◆ TASK DETAILS ◆
Copy each line in which the string "What" occurs.

◆ INFORMATION SUPPLIED ◆
↓↓↓

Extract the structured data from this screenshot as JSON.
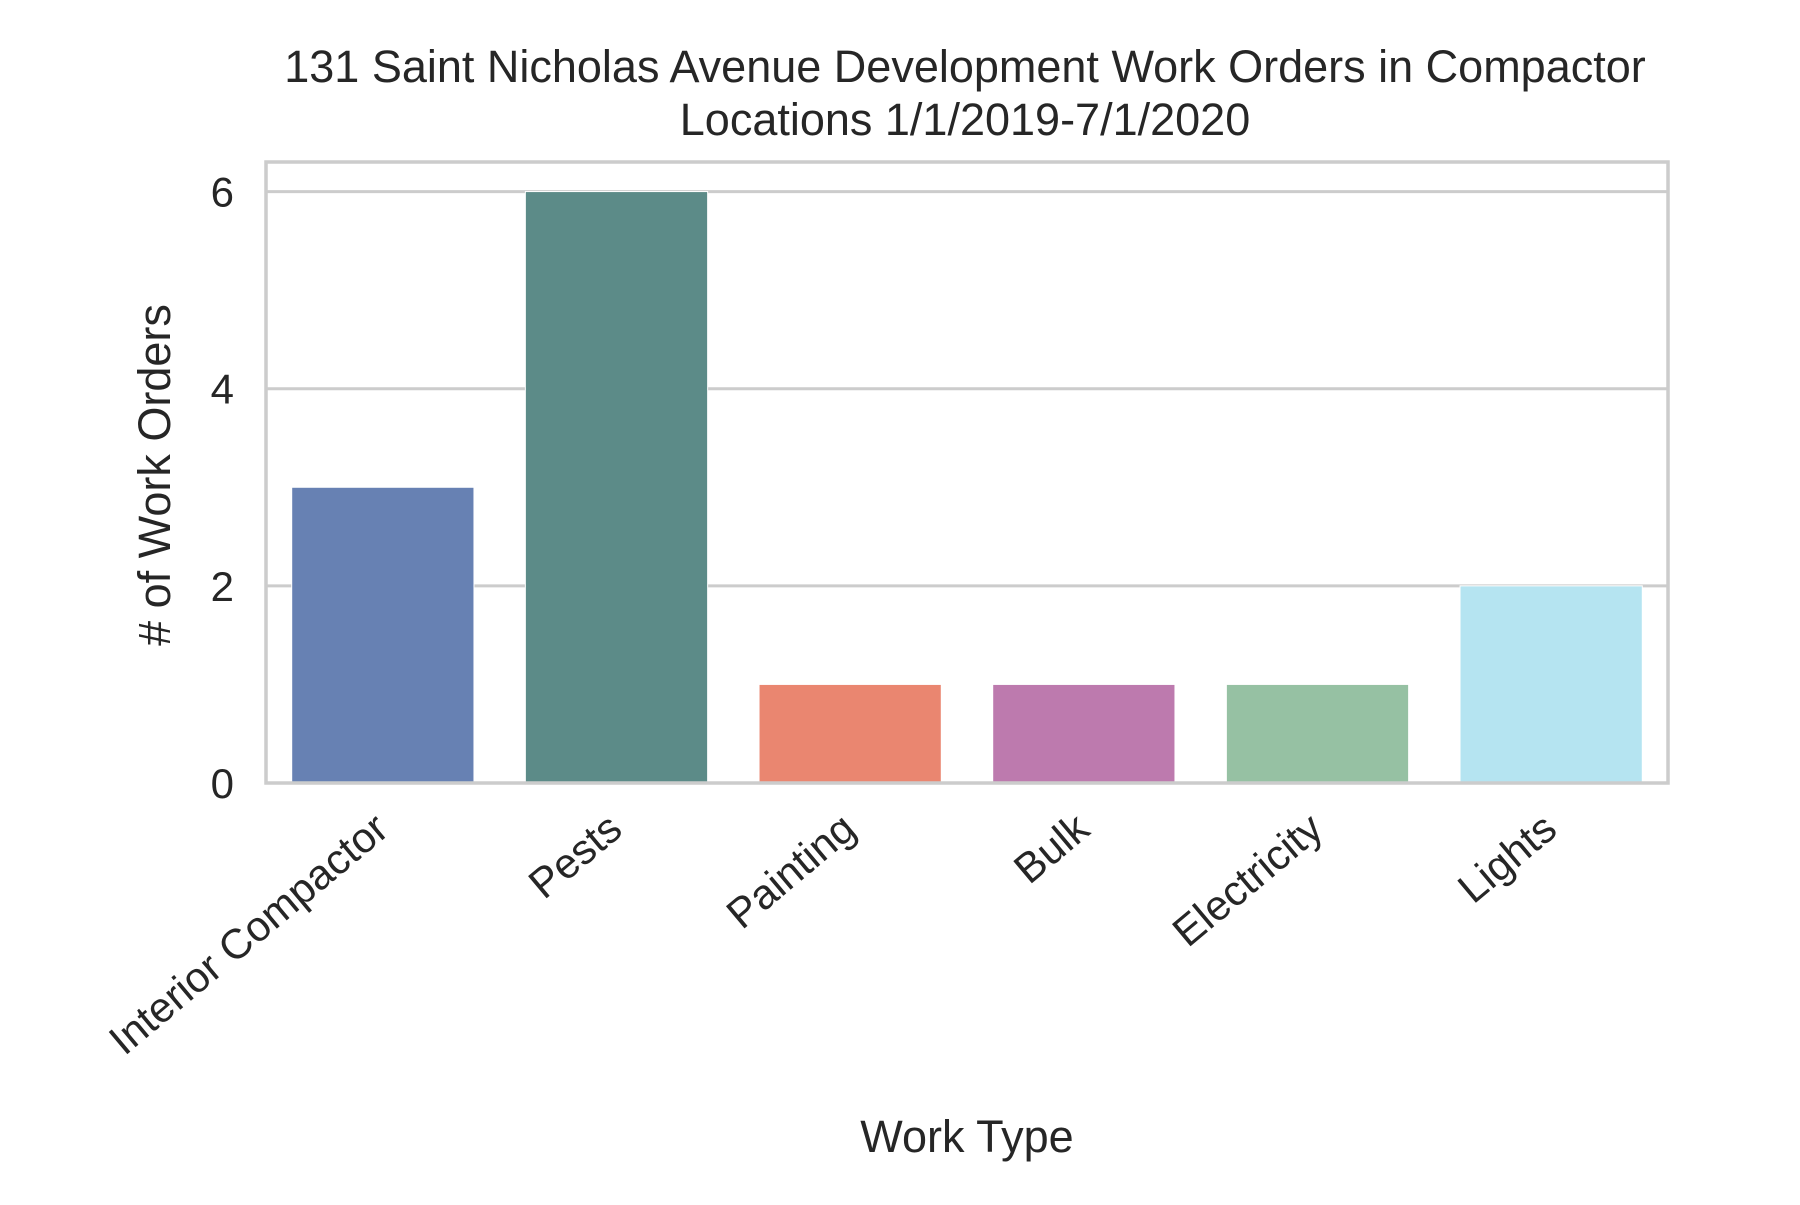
{
  "chart_data": {
    "type": "bar",
    "title_lines": [
      "131 Saint Nicholas Avenue Development Work Orders in Compactor",
      "Locations 1/1/2019-7/1/2020"
    ],
    "xlabel": "Work Type",
    "ylabel": "# of Work Orders",
    "categories": [
      "Interior Compactor",
      "Pests",
      "Painting",
      "Bulk",
      "Electricity",
      "Lights"
    ],
    "values": [
      3,
      6,
      1,
      1,
      1,
      2
    ],
    "colors": [
      "#6781b3",
      "#5c8b88",
      "#ea8670",
      "#bd7aae",
      "#96c1a3",
      "#b5e4f1"
    ],
    "ylim": [
      0,
      6.3
    ],
    "yticks": [
      0,
      2,
      4,
      6
    ],
    "grid": "horizontal",
    "legend": "none"
  }
}
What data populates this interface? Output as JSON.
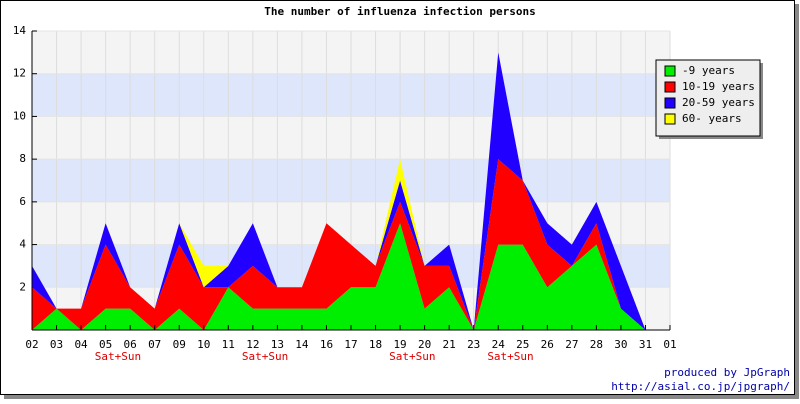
{
  "chart_data": {
    "type": "stacked_area",
    "title": "The number of influenza infection persons",
    "categories": [
      "02",
      "03",
      "04",
      "05",
      "06",
      "07",
      "09",
      "10",
      "11",
      "12",
      "13",
      "14",
      "16",
      "17",
      "18",
      "19",
      "20",
      "21",
      "23",
      "24",
      "25",
      "26",
      "27",
      "28",
      "30",
      "31",
      "01"
    ],
    "series": [
      {
        "name": "-9 years",
        "color": "#00ee00",
        "values": [
          0,
          1,
          0,
          1,
          1,
          0,
          1,
          0,
          2,
          1,
          1,
          1,
          1,
          2,
          2,
          5,
          1,
          2,
          0,
          4,
          4,
          2,
          3,
          4,
          1,
          0,
          null
        ]
      },
      {
        "name": "10-19 years",
        "color": "#ff0000",
        "values": [
          2,
          0,
          1,
          3,
          1,
          1,
          3,
          2,
          0,
          2,
          1,
          1,
          4,
          2,
          1,
          1,
          2,
          1,
          0,
          4,
          3,
          2,
          0,
          1,
          0,
          0,
          null
        ]
      },
      {
        "name": "20-59 years",
        "color": "#2200ff",
        "values": [
          1,
          0,
          0,
          1,
          0,
          0,
          1,
          0,
          1,
          2,
          0,
          0,
          0,
          0,
          0,
          1,
          0,
          1,
          0,
          5,
          0,
          1,
          1,
          1,
          2,
          0,
          null
        ]
      },
      {
        "name": "60- years",
        "color": "#ffff00",
        "values": [
          0,
          0,
          0,
          0,
          0,
          0,
          0,
          1,
          0,
          0,
          0,
          0,
          0,
          0,
          0,
          1,
          0,
          0,
          0,
          0,
          0,
          0,
          0,
          0,
          0,
          0,
          null
        ]
      }
    ],
    "ylim": [
      0,
      14
    ],
    "yticks": [
      2,
      4,
      6,
      8,
      10,
      12,
      14
    ],
    "grid": true,
    "annotations": [
      {
        "text": "Sat+Sun",
        "category": "05"
      },
      {
        "text": "Sat+Sun",
        "category": "12"
      },
      {
        "text": "Sat+Sun",
        "category": "19"
      },
      {
        "text": "Sat+Sun",
        "category": "24"
      }
    ],
    "footer": [
      "produced by JpGraph",
      "http://asial.co.jp/jpgraph/"
    ]
  }
}
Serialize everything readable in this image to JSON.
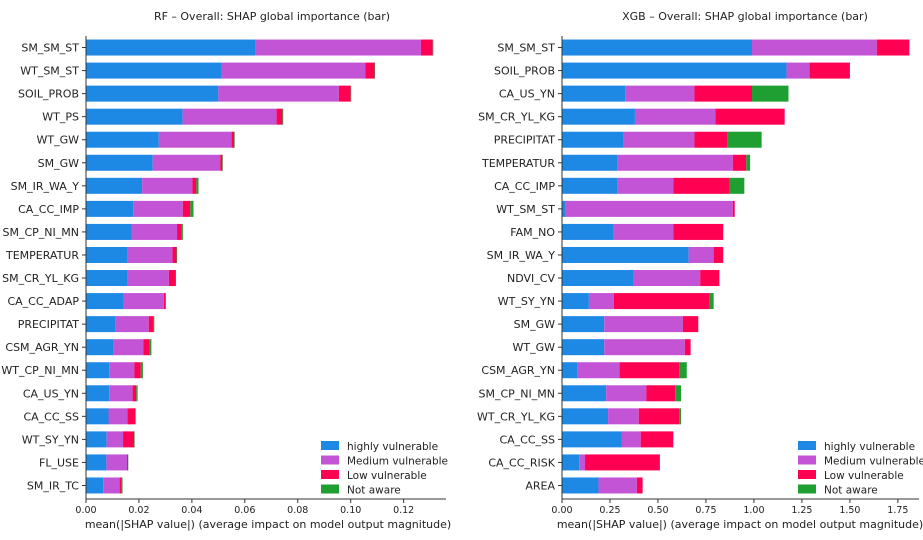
{
  "colors": {
    "highly vulnerable": "#1E88E5",
    "Medium vulnerable": "#C454D6",
    "Low vulnerable": "#FF0052",
    "Not aware": "#1F9E31"
  },
  "chart_data": [
    {
      "type": "bar",
      "orientation": "horizontal",
      "stacked": true,
      "title": "RF – Overall: SHAP global importance (bar)",
      "xlabel": "mean(|SHAP value|) (average impact on model output magnitude)",
      "ylabel": "",
      "xlim": [
        0,
        0.136
      ],
      "xticks": [
        "0.00",
        "0.02",
        "0.04",
        "0.06",
        "0.08",
        "0.10",
        "0.12"
      ],
      "xtick_values": [
        0,
        0.02,
        0.04,
        0.06,
        0.08,
        0.1,
        0.12
      ],
      "legend_position": "lower-right",
      "legend": [
        "highly vulnerable",
        "Medium vulnerable",
        "Low vulnerable",
        "Not aware"
      ],
      "categories": [
        "SM_SM_ST",
        "WT_SM_ST",
        "SOIL_PROB",
        "WT_PS",
        "WT_GW",
        "SM_GW",
        "SM_IR_WA_Y",
        "CA_CC_IMP",
        "SM_CP_NI_MN",
        "TEMPERATUR",
        "SM_CR_YL_KG",
        "CA_CC_ADAP",
        "PRECIPITAT",
        "CSM_AGR_YN",
        "WT_CP_NI_MN",
        "CA_US_YN",
        "CA_CC_SS",
        "WT_SY_YN",
        "FL_USE",
        "SM_IR_TC"
      ],
      "series": [
        {
          "name": "highly vulnerable",
          "values": [
            0.064,
            0.051,
            0.05,
            0.0365,
            0.0275,
            0.0252,
            0.0212,
            0.0178,
            0.0172,
            0.0155,
            0.0158,
            0.0142,
            0.0112,
            0.0105,
            0.0088,
            0.0088,
            0.0085,
            0.0078,
            0.0077,
            0.0065
          ]
        },
        {
          "name": "Medium vulnerable",
          "values": [
            0.0625,
            0.0545,
            0.0455,
            0.0355,
            0.0275,
            0.0255,
            0.019,
            0.0188,
            0.0172,
            0.0172,
            0.0155,
            0.0152,
            0.0125,
            0.0112,
            0.0095,
            0.0088,
            0.0072,
            0.0062,
            0.0078,
            0.0062
          ]
        },
        {
          "name": "Low vulnerable",
          "values": [
            0.0045,
            0.0035,
            0.0045,
            0.0022,
            0.001,
            0.0008,
            0.0015,
            0.0028,
            0.0018,
            0.0015,
            0.0025,
            0.0006,
            0.0016,
            0.0024,
            0.0024,
            0.0014,
            0.0029,
            0.0042,
            0.0004,
            0.0008
          ]
        },
        {
          "name": "Not aware",
          "values": [
            0.0002,
            0.0002,
            0.0002,
            0.0003,
            0.0002,
            0.0002,
            0.0008,
            0.0012,
            0.0004,
            0.0002,
            0.0002,
            0.0002,
            0.0005,
            0.0006,
            0.0008,
            0.0005,
            0.0002,
            0.0002,
            0.0001,
            0.0003
          ]
        }
      ]
    },
    {
      "type": "bar",
      "orientation": "horizontal",
      "stacked": true,
      "title": "XGB – Overall: SHAP global importance (bar)",
      "xlabel": "mean(|SHAP value|) (average impact on model output magnitude)",
      "ylabel": "",
      "xlim": [
        0,
        1.86
      ],
      "xticks": [
        "0.00",
        "0.25",
        "0.50",
        "0.75",
        "1.00",
        "1.25",
        "1.50",
        "1.75"
      ],
      "xtick_values": [
        0,
        0.25,
        0.5,
        0.75,
        1.0,
        1.25,
        1.5,
        1.75
      ],
      "legend_position": "lower-right",
      "legend": [
        "highly vulnerable",
        "Medium vulnerable",
        "Low vulnerable",
        "Not aware"
      ],
      "categories": [
        "SM_SM_ST",
        "SOIL_PROB",
        "CA_US_YN",
        "SM_CR_YL_KG",
        "PRECIPITAT",
        "TEMPERATUR",
        "CA_CC_IMP",
        "WT_SM_ST",
        "FAM_NO",
        "SM_IR_WA_Y",
        "NDVI_CV",
        "WT_SY_YN",
        "SM_GW",
        "WT_GW",
        "CSM_AGR_YN",
        "SM_CP_NI_MN",
        "WT_CR_YL_KG",
        "CA_CC_SS",
        "CA_CC_RISK",
        "AREA"
      ],
      "series": [
        {
          "name": "highly vulnerable",
          "values": [
            0.99,
            1.17,
            0.33,
            0.38,
            0.32,
            0.29,
            0.29,
            0.02,
            0.27,
            0.66,
            0.37,
            0.14,
            0.22,
            0.22,
            0.08,
            0.23,
            0.24,
            0.31,
            0.09,
            0.19
          ]
        },
        {
          "name": "Medium vulnerable",
          "values": [
            0.65,
            0.12,
            0.36,
            0.42,
            0.37,
            0.6,
            0.29,
            0.87,
            0.31,
            0.13,
            0.35,
            0.13,
            0.41,
            0.42,
            0.22,
            0.21,
            0.16,
            0.1,
            0.03,
            0.2
          ]
        },
        {
          "name": "Low vulnerable",
          "values": [
            0.17,
            0.21,
            0.3,
            0.36,
            0.17,
            0.07,
            0.29,
            0.01,
            0.26,
            0.05,
            0.1,
            0.5,
            0.08,
            0.03,
            0.31,
            0.15,
            0.21,
            0.17,
            0.39,
            0.03
          ]
        },
        {
          "name": "Not aware",
          "values": [
            0.0,
            0.0,
            0.19,
            0.0,
            0.18,
            0.02,
            0.08,
            0.0,
            0.0,
            0.0,
            0.0,
            0.02,
            0.0,
            0.0,
            0.04,
            0.03,
            0.01,
            0.0,
            0.0,
            0.0
          ]
        }
      ]
    }
  ]
}
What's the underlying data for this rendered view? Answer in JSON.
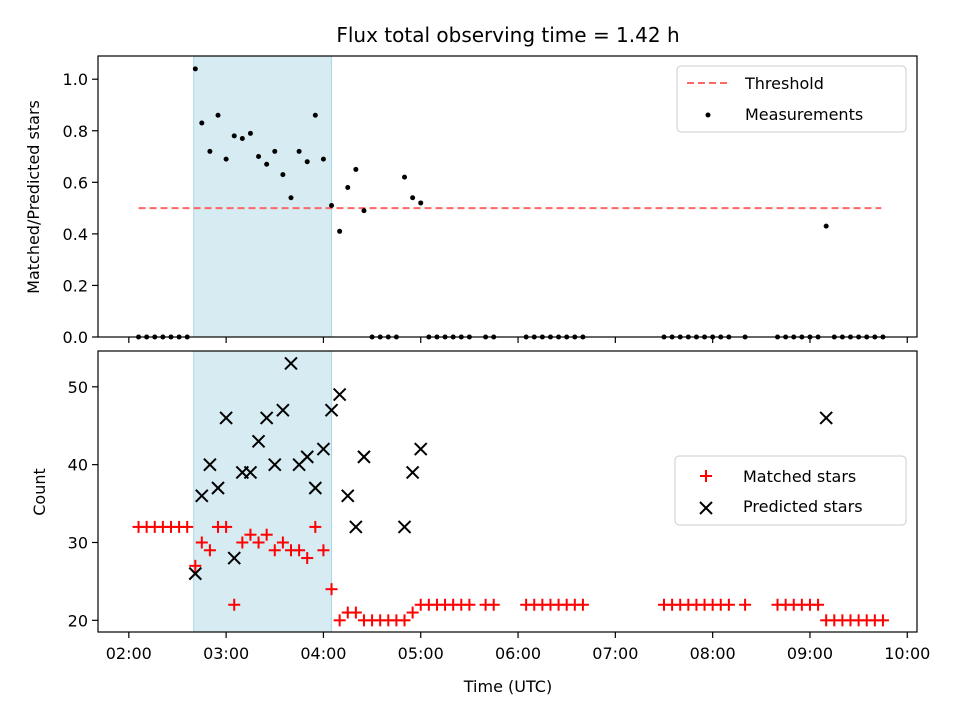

↑↑↑

◆ EXERCISE RESULT ◆
What data populates this interface? Output as JSON.
What's the underlying data for this rendered view? Answer in JSON.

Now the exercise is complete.